#### [What is needed]
Omit the pictures from the entries below and retype everything else exactly.

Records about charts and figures
[START]

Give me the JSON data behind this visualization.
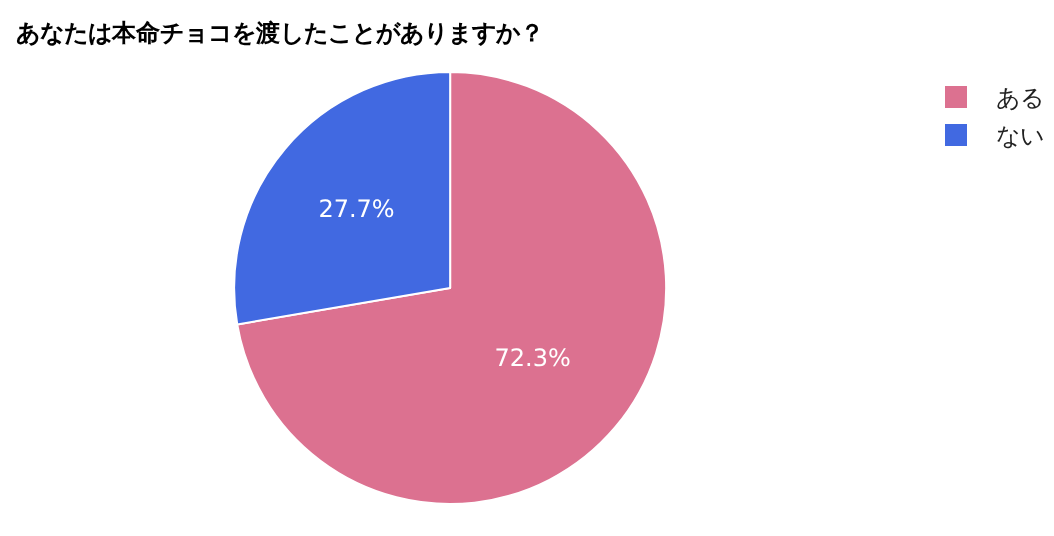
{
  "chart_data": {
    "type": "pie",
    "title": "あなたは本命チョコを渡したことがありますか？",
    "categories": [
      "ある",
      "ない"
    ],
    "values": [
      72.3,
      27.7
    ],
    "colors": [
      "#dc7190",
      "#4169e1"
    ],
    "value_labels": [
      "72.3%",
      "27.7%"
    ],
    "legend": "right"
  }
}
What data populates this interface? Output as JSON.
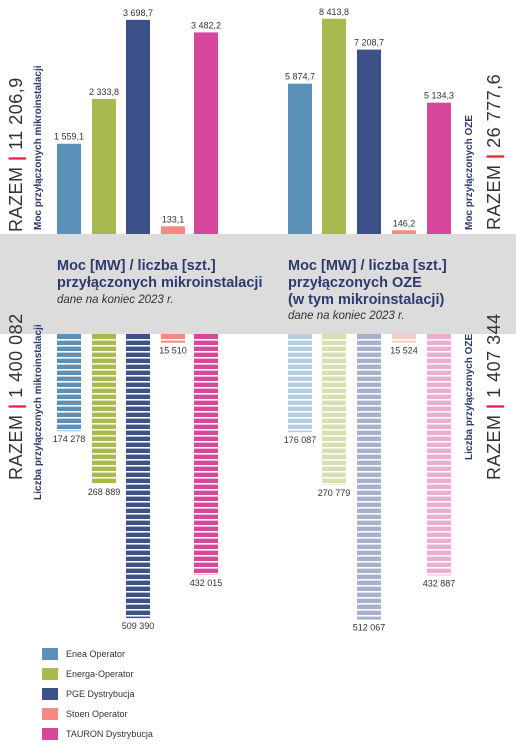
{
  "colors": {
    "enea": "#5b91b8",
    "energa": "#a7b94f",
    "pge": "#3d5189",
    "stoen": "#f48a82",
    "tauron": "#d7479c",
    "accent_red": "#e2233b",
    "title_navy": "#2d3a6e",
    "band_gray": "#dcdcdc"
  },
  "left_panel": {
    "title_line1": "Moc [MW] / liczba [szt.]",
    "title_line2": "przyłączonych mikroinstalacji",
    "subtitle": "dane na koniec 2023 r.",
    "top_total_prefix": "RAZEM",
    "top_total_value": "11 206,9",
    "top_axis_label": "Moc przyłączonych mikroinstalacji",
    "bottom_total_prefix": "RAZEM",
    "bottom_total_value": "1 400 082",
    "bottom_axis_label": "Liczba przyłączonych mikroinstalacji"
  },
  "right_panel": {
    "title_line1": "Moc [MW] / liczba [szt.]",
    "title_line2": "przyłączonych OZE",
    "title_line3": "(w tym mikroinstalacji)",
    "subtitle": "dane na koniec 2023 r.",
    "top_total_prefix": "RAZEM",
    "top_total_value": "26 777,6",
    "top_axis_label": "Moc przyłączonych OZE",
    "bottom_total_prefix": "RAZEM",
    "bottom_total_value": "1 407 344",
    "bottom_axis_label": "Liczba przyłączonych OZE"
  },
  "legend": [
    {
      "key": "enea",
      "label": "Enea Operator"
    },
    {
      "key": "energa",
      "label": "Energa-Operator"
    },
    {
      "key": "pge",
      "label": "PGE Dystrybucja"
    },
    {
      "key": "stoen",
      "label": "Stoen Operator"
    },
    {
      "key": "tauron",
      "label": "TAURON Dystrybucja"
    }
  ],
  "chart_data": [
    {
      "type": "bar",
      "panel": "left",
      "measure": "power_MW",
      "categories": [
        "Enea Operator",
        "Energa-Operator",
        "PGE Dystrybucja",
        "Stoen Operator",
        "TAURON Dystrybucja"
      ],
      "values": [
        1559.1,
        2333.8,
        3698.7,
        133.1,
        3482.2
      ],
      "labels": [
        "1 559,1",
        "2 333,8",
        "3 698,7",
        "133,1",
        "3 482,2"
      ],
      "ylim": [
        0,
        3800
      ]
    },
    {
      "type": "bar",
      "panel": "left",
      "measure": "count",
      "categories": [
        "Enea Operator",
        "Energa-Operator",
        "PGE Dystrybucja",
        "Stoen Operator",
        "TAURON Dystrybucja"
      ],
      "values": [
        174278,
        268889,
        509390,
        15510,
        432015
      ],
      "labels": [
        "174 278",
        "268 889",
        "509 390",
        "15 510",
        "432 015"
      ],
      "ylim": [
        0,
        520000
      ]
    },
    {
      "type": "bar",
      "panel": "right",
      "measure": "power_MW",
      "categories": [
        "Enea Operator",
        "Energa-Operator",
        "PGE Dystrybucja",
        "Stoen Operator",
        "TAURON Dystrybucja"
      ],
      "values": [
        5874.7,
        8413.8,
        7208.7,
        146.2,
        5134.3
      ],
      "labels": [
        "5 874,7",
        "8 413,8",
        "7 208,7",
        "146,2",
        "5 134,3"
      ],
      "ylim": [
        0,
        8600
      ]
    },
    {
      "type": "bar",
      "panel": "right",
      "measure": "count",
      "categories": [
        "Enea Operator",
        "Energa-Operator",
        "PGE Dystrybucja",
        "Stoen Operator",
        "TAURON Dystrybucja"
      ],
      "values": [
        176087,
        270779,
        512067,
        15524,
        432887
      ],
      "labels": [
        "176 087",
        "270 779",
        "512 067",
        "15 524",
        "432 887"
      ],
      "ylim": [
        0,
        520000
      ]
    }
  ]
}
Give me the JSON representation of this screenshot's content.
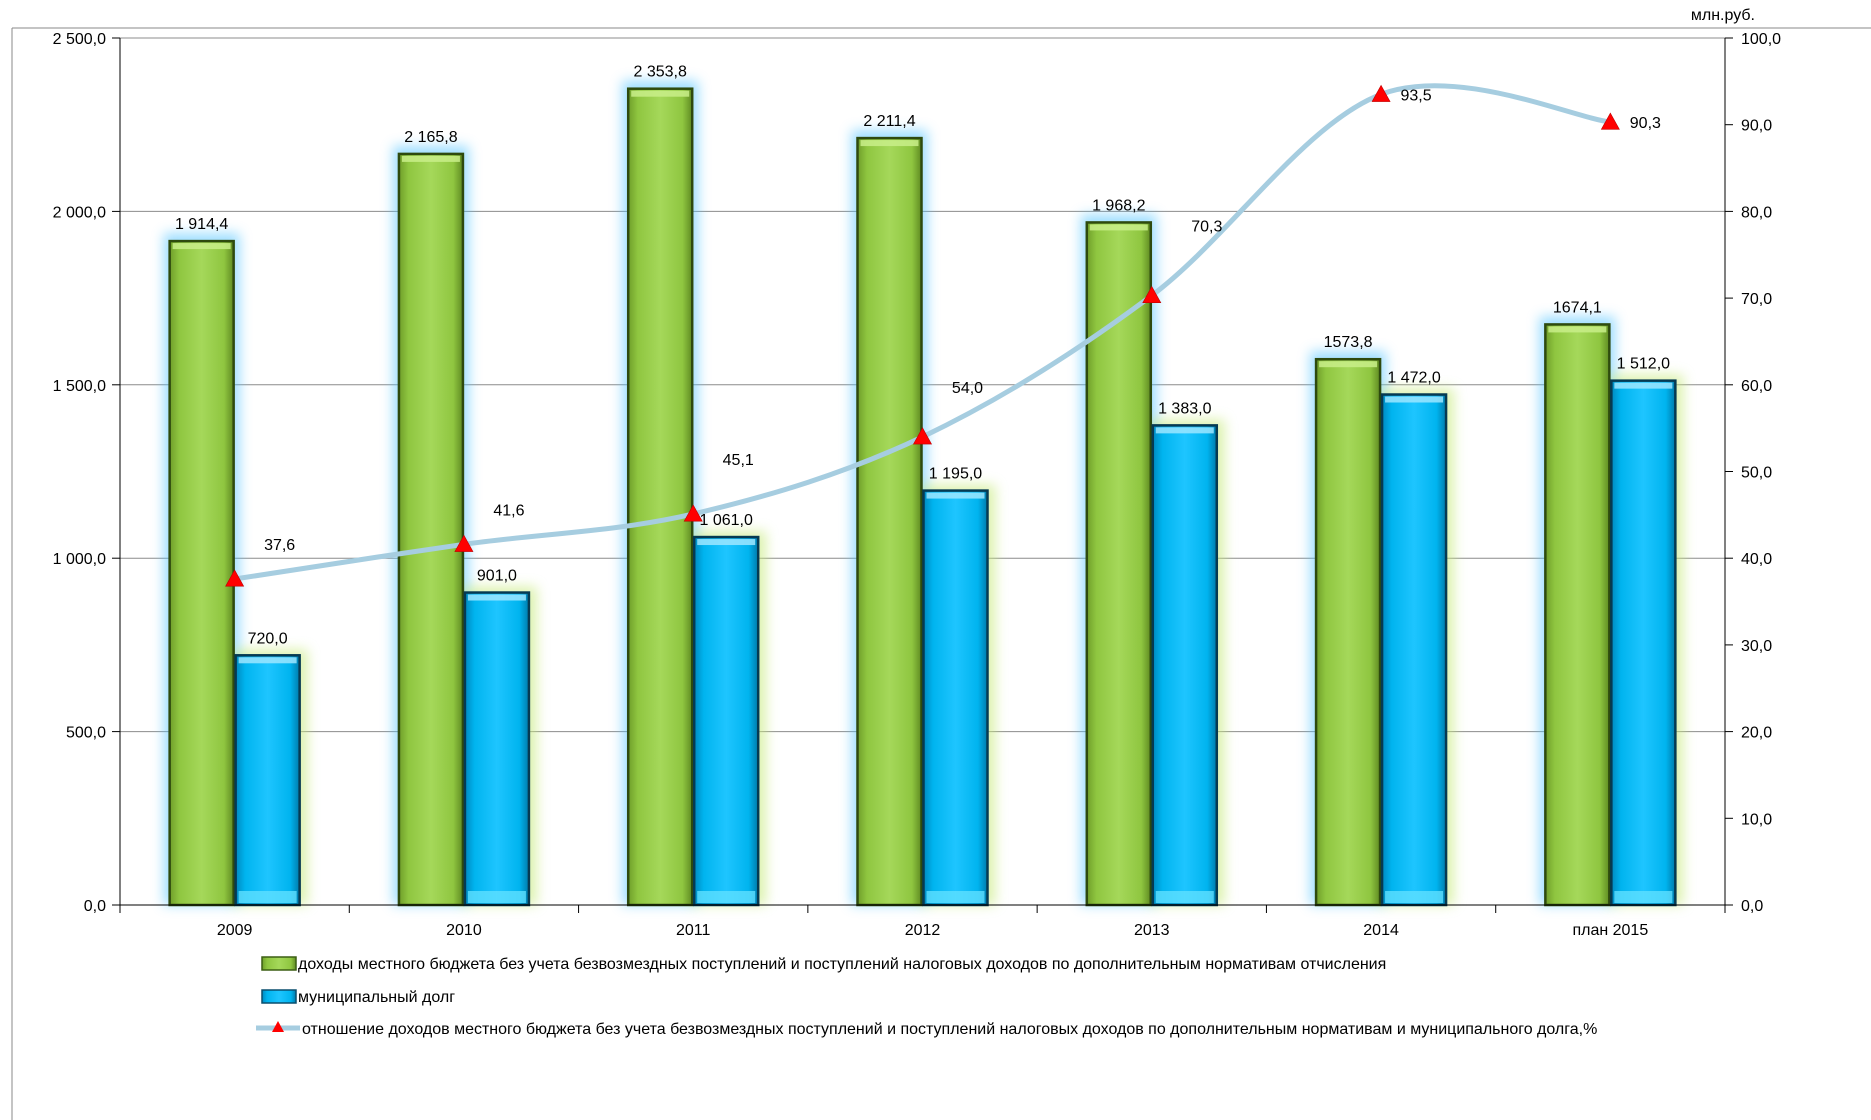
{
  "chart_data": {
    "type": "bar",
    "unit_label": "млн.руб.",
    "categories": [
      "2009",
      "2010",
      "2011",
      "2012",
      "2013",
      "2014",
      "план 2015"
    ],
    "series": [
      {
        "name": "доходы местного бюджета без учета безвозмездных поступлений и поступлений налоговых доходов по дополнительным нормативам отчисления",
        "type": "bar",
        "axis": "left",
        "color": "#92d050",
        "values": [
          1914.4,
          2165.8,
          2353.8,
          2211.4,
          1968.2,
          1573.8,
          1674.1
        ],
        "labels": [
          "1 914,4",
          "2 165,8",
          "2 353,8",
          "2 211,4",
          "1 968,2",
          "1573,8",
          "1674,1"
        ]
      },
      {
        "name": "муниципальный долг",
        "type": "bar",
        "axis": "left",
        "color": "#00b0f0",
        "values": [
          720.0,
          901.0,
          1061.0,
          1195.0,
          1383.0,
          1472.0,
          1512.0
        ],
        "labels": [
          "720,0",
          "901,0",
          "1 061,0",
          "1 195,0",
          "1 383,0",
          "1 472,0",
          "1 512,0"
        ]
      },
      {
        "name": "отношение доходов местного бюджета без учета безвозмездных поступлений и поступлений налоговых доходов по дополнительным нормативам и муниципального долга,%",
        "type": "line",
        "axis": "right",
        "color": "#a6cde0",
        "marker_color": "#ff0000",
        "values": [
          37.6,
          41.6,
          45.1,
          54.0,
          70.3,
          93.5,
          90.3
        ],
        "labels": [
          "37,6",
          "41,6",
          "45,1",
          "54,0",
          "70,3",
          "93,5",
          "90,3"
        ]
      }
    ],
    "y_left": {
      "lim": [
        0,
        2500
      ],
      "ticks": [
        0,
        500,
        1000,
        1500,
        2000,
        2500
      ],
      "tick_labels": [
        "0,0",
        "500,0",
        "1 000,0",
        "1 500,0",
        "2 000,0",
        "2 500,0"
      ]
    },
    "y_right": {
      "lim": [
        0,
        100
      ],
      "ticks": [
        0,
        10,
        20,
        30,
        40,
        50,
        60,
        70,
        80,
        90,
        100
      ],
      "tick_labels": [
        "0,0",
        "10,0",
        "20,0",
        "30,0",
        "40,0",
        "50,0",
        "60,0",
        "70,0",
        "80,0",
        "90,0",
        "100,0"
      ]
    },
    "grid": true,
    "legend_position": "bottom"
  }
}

[END]

#### [Correct response]
Give me the JSON data behind this visualization.
{
  "chart_data": {
    "type": "pie",
    "title": "あなたは本命チョコを渡したことがありますか？",
    "categories": [
      "ある",
      "ない"
    ],
    "values": [
      72.3,
      27.7
    ],
    "colors": [
      "#dc7190",
      "#4169e1"
    ],
    "value_labels": [
      "72.3%",
      "27.7%"
    ],
    "legend": "right"
  }
}
What data populates this interface? Output as JSON.
{
  "colors": {
    "enea": "#5b91b8",
    "energa": "#a7b94f",
    "pge": "#3d5189",
    "stoen": "#f48a82",
    "tauron": "#d7479c",
    "accent_red": "#e2233b",
    "title_navy": "#2d3a6e",
    "band_gray": "#dcdcdc"
  },
  "left_panel": {
    "title_line1": "Moc [MW] / liczba [szt.]",
    "title_line2": "przyłączonych mikroinstalacji",
    "subtitle": "dane na koniec 2023 r.",
    "top_total_prefix": "RAZEM",
    "top_total_value": "11 206,9",
    "top_axis_label": "Moc przyłączonych mikroinstalacji",
    "bottom_total_prefix": "RAZEM",
    "bottom_total_value": "1 400 082",
    "bottom_axis_label": "Liczba przyłączonych mikroinstalacji"
  },
  "right_panel": {
    "title_line1": "Moc [MW] / liczba [szt.]",
    "title_line2": "przyłączonych OZE",
    "title_line3": "(w tym mikroinstalacji)",
    "subtitle": "dane na koniec 2023 r.",
    "top_total_prefix": "RAZEM",
    "top_total_value": "26 777,6",
    "top_axis_label": "Moc przyłączonych OZE",
    "bottom_total_prefix": "RAZEM",
    "bottom_total_value": "1 407 344",
    "bottom_axis_label": "Liczba przyłączonych OZE"
  },
  "legend": [
    {
      "key": "enea",
      "label": "Enea Operator"
    },
    {
      "key": "energa",
      "label": "Energa-Operator"
    },
    {
      "key": "pge",
      "label": "PGE Dystrybucja"
    },
    {
      "key": "stoen",
      "label": "Stoen Operator"
    },
    {
      "key": "tauron",
      "label": "TAURON Dystrybucja"
    }
  ],
  "chart_data": [
    {
      "type": "bar",
      "panel": "left",
      "measure": "power_MW",
      "categories": [
        "Enea Operator",
        "Energa-Operator",
        "PGE Dystrybucja",
        "Stoen Operator",
        "TAURON Dystrybucja"
      ],
      "values": [
        1559.1,
        2333.8,
        3698.7,
        133.1,
        3482.2
      ],
      "labels": [
        "1 559,1",
        "2 333,8",
        "3 698,7",
        "133,1",
        "3 482,2"
      ],
      "ylim": [
        0,
        3800
      ]
    },
    {
      "type": "bar",
      "panel": "left",
      "measure": "count",
      "categories": [
        "Enea Operator",
        "Energa-Operator",
        "PGE Dystrybucja",
        "Stoen Operator",
        "TAURON Dystrybucja"
      ],
      "values": [
        174278,
        268889,
        509390,
        15510,
        432015
      ],
      "labels": [
        "174 278",
        "268 889",
        "509 390",
        "15 510",
        "432 015"
      ],
      "ylim": [
        0,
        520000
      ]
    },
    {
      "type": "bar",
      "panel": "right",
      "measure": "power_MW",
      "categories": [
        "Enea Operator",
        "Energa-Operator",
        "PGE Dystrybucja",
        "Stoen Operator",
        "TAURON Dystrybucja"
      ],
      "values": [
        5874.7,
        8413.8,
        7208.7,
        146.2,
        5134.3
      ],
      "labels": [
        "5 874,7",
        "8 413,8",
        "7 208,7",
        "146,2",
        "5 134,3"
      ],
      "ylim": [
        0,
        8600
      ]
    },
    {
      "type": "bar",
      "panel": "right",
      "measure": "count",
      "categories": [
        "Enea Operator",
        "Energa-Operator",
        "PGE Dystrybucja",
        "Stoen Operator",
        "TAURON Dystrybucja"
      ],
      "values": [
        176087,
        270779,
        512067,
        15524,
        432887
      ],
      "labels": [
        "176 087",
        "270 779",
        "512 067",
        "15 524",
        "432 887"
      ],
      "ylim": [
        0,
        520000
      ]
    }
  ]
}
Give me the JSON representation of this screenshot's content.
{
  "chart_data": {
    "type": "bar",
    "unit_label": "млн.руб.",
    "categories": [
      "2009",
      "2010",
      "2011",
      "2012",
      "2013",
      "2014",
      "план 2015"
    ],
    "series": [
      {
        "name": "доходы местного бюджета без учета безвозмездных поступлений и поступлений налоговых доходов по дополнительным нормативам отчисления",
        "type": "bar",
        "axis": "left",
        "color": "#92d050",
        "values": [
          1914.4,
          2165.8,
          2353.8,
          2211.4,
          1968.2,
          1573.8,
          1674.1
        ],
        "labels": [
          "1 914,4",
          "2 165,8",
          "2 353,8",
          "2 211,4",
          "1 968,2",
          "1573,8",
          "1674,1"
        ]
      },
      {
        "name": "муниципальный долг",
        "type": "bar",
        "axis": "left",
        "color": "#00b0f0",
        "values": [
          720.0,
          901.0,
          1061.0,
          1195.0,
          1383.0,
          1472.0,
          1512.0
        ],
        "labels": [
          "720,0",
          "901,0",
          "1 061,0",
          "1 195,0",
          "1 383,0",
          "1 472,0",
          "1 512,0"
        ]
      },
      {
        "name": "отношение доходов местного бюджета без учета безвозмездных поступлений и поступлений налоговых доходов по дополнительным нормативам и муниципального долга,%",
        "type": "line",
        "axis": "right",
        "color": "#a6cde0",
        "marker_color": "#ff0000",
        "values": [
          37.6,
          41.6,
          45.1,
          54.0,
          70.3,
          93.5,
          90.3
        ],
        "labels": [
          "37,6",
          "41,6",
          "45,1",
          "54,0",
          "70,3",
          "93,5",
          "90,3"
        ]
      }
    ],
    "y_left": {
      "lim": [
        0,
        2500
      ],
      "ticks": [
        0,
        500,
        1000,
        1500,
        2000,
        2500
      ],
      "tick_labels": [
        "0,0",
        "500,0",
        "1 000,0",
        "1 500,0",
        "2 000,0",
        "2 500,0"
      ]
    },
    "y_right": {
      "lim": [
        0,
        100
      ],
      "ticks": [
        0,
        10,
        20,
        30,
        40,
        50,
        60,
        70,
        80,
        90,
        100
      ],
      "tick_labels": [
        "0,0",
        "10,0",
        "20,0",
        "30,0",
        "40,0",
        "50,0",
        "60,0",
        "70,0",
        "80,0",
        "90,0",
        "100,0"
      ]
    },
    "grid": true,
    "legend_position": "bottom"
  }
}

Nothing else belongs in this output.